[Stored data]
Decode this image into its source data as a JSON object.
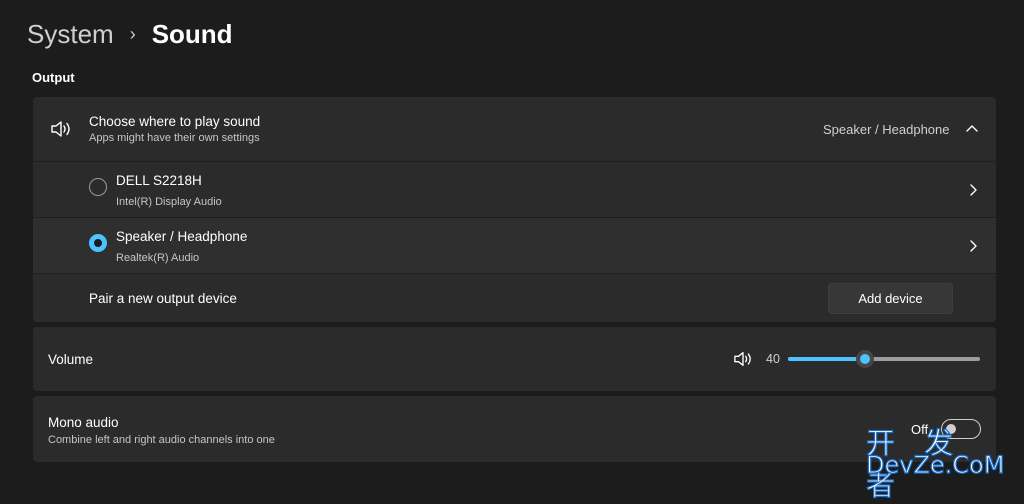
{
  "breadcrumb": {
    "parent": "System",
    "separator": "›",
    "current": "Sound"
  },
  "output": {
    "section_label": "Output",
    "choose": {
      "title": "Choose where to play sound",
      "subtitle": "Apps might have their own settings",
      "selected_value": "Speaker / Headphone",
      "icon": "speaker-icon",
      "expanded": true
    },
    "devices": [
      {
        "name": "DELL S2218H",
        "driver": "Intel(R) Display Audio",
        "selected": false
      },
      {
        "name": "Speaker / Headphone",
        "driver": "Realtek(R) Audio",
        "selected": true
      }
    ],
    "pair": {
      "label": "Pair a new output device",
      "button_label": "Add device"
    }
  },
  "volume": {
    "label": "Volume",
    "value": 40,
    "value_text": "40",
    "icon": "volume-icon"
  },
  "mono_audio": {
    "title": "Mono audio",
    "subtitle": "Combine left and right audio channels into one",
    "state_text": "Off",
    "on": false
  },
  "watermark": {
    "chinese": "开 发 者",
    "latin": "DevZe.CoM"
  },
  "colors": {
    "accent": "#4cc2ff",
    "background": "#1c1c1c",
    "card": "#2b2b2b"
  }
}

● Instructions to follow
All the lines above are to be given again exactly as they read, with the pictures removed.

● Complete answer
Decode this image into its source data as a JSON object.
{
  "breadcrumb": {
    "parent": "System",
    "separator": "›",
    "current": "Sound"
  },
  "output": {
    "section_label": "Output",
    "choose": {
      "title": "Choose where to play sound",
      "subtitle": "Apps might have their own settings",
      "selected_value": "Speaker / Headphone",
      "icon": "speaker-icon",
      "expanded": true
    },
    "devices": [
      {
        "name": "DELL S2218H",
        "driver": "Intel(R) Display Audio",
        "selected": false
      },
      {
        "name": "Speaker / Headphone",
        "driver": "Realtek(R) Audio",
        "selected": true
      }
    ],
    "pair": {
      "label": "Pair a new output device",
      "button_label": "Add device"
    }
  },
  "volume": {
    "label": "Volume",
    "value": 40,
    "value_text": "40",
    "icon": "volume-icon"
  },
  "mono_audio": {
    "title": "Mono audio",
    "subtitle": "Combine left and right audio channels into one",
    "state_text": "Off",
    "on": false
  },
  "watermark": {
    "chinese": "开 发 者",
    "latin": "DevZe.CoM"
  },
  "colors": {
    "accent": "#4cc2ff",
    "background": "#1c1c1c",
    "card": "#2b2b2b"
  }
}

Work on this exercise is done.